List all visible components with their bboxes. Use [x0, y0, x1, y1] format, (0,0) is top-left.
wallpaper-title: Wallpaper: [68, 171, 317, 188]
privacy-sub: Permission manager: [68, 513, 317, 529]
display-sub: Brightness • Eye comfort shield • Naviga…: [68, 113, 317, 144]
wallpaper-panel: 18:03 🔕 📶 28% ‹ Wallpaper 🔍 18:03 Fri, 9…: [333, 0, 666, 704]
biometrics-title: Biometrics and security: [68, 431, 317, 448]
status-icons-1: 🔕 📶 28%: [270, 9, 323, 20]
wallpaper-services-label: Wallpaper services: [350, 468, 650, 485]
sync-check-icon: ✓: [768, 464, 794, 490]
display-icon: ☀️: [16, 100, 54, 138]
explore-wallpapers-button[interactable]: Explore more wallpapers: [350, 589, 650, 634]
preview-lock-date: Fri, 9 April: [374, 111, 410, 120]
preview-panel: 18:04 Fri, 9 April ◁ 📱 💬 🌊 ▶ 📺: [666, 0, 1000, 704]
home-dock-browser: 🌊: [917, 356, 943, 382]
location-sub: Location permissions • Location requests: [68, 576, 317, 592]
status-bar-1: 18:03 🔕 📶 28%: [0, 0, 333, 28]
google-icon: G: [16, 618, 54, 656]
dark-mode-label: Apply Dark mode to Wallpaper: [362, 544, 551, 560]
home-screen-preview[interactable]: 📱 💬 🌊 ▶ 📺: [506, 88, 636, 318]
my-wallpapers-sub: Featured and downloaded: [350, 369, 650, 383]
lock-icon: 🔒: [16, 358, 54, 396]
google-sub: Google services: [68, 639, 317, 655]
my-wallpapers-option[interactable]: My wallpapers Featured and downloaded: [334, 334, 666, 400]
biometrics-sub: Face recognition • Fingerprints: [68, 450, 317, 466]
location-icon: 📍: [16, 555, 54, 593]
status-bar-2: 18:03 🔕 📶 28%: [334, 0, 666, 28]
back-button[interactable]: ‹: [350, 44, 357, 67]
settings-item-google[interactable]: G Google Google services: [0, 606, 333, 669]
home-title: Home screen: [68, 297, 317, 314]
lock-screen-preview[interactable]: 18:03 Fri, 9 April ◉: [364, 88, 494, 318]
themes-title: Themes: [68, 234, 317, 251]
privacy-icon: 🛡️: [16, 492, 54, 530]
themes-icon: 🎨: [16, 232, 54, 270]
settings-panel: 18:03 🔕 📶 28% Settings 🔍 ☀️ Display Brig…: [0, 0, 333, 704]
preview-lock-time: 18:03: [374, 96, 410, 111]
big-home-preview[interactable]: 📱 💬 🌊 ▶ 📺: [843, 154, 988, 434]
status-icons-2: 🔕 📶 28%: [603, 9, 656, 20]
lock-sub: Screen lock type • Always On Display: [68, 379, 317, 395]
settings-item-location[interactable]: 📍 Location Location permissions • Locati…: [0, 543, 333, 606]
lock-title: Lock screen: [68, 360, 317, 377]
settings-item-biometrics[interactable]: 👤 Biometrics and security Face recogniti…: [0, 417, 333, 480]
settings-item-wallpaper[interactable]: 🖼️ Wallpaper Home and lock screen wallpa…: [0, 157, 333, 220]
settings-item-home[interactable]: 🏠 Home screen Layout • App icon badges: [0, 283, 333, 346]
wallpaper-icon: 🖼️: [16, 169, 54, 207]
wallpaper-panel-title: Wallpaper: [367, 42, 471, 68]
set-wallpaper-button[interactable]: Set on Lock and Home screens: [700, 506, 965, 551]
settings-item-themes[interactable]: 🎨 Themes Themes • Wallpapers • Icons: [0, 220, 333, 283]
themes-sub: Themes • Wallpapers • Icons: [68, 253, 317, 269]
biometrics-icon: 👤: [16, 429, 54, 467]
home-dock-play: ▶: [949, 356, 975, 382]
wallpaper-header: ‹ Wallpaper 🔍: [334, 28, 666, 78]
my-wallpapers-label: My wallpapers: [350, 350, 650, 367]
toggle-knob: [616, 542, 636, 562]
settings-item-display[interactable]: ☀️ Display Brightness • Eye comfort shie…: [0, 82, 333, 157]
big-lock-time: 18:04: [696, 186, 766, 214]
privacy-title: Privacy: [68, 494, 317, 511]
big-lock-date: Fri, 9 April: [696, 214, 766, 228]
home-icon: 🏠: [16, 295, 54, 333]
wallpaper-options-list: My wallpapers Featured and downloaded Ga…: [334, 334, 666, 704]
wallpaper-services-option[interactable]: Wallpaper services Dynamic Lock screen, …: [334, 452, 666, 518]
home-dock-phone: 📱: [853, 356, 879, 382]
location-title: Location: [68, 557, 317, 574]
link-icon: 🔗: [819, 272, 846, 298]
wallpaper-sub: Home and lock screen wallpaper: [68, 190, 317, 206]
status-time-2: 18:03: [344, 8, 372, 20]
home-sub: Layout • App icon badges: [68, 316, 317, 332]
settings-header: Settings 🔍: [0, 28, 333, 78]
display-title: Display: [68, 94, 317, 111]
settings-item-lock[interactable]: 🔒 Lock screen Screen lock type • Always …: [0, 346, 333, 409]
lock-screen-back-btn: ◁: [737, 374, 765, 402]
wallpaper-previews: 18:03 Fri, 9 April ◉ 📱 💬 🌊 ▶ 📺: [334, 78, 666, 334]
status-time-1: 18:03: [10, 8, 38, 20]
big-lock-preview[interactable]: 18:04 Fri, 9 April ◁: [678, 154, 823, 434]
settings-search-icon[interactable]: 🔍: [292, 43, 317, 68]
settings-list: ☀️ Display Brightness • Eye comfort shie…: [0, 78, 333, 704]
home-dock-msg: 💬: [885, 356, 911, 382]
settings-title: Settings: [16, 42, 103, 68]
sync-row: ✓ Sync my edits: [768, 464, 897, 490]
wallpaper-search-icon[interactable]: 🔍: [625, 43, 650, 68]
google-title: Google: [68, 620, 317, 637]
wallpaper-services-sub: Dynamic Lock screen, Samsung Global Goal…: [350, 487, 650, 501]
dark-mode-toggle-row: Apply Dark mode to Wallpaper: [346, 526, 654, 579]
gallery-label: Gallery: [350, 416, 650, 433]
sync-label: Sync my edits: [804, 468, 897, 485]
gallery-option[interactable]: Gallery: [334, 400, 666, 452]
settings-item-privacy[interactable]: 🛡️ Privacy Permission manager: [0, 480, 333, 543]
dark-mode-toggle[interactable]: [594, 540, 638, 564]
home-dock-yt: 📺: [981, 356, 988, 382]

..............................

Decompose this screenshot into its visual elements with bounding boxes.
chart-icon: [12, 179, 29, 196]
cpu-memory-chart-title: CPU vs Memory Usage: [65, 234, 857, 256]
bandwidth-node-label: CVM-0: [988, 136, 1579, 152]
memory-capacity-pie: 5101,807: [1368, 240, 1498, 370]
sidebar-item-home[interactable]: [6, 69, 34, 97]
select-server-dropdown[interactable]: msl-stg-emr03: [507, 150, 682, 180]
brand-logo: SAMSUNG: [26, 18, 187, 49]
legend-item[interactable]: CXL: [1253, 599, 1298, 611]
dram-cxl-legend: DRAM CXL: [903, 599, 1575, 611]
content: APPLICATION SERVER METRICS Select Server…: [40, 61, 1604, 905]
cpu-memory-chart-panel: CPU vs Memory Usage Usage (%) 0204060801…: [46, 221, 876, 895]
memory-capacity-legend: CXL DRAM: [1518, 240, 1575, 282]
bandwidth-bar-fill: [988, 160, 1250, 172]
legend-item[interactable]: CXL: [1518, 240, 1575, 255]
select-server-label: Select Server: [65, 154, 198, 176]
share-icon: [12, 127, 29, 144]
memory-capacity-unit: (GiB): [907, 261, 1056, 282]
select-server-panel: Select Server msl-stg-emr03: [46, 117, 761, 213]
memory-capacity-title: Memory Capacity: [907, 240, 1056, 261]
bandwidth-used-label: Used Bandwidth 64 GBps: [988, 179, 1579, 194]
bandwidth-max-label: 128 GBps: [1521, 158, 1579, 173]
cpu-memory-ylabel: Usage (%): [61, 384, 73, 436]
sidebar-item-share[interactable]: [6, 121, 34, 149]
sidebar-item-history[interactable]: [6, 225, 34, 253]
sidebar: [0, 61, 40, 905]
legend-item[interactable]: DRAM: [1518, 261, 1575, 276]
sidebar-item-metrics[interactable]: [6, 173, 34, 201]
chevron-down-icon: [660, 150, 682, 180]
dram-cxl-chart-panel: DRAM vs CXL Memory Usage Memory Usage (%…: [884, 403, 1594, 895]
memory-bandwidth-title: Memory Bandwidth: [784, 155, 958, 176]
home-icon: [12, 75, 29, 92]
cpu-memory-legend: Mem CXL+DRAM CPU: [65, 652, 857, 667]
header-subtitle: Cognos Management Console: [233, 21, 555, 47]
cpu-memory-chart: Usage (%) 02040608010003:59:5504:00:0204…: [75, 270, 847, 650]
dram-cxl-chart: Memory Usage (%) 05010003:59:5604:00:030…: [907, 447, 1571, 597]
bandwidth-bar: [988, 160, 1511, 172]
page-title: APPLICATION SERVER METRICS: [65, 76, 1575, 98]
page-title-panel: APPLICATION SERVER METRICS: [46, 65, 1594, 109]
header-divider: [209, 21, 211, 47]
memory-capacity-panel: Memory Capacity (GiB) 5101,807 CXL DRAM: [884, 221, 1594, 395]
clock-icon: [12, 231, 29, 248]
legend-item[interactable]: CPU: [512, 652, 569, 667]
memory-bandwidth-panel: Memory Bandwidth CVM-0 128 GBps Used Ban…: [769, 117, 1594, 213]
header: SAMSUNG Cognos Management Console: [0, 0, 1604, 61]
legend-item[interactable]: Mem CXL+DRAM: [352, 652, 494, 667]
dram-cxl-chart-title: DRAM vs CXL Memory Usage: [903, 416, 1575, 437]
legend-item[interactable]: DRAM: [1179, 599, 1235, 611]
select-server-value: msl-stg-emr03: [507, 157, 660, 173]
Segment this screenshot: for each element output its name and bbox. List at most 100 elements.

..............................

### Instructions to follow
Repeat the lines beginning with the one that contains "Decompose this screenshot" and continuing through the one that contains "[507, 150, 682, 180]", with both of those lines included.

### Output
Decompose this screenshot into its visual elements with bounding boxes.
chart-icon: [12, 179, 29, 196]
cpu-memory-chart-title: CPU vs Memory Usage: [65, 234, 857, 256]
bandwidth-node-label: CVM-0: [988, 136, 1579, 152]
memory-capacity-pie: 5101,807: [1368, 240, 1498, 370]
sidebar-item-home[interactable]: [6, 69, 34, 97]
select-server-dropdown[interactable]: msl-stg-emr03: [507, 150, 682, 180]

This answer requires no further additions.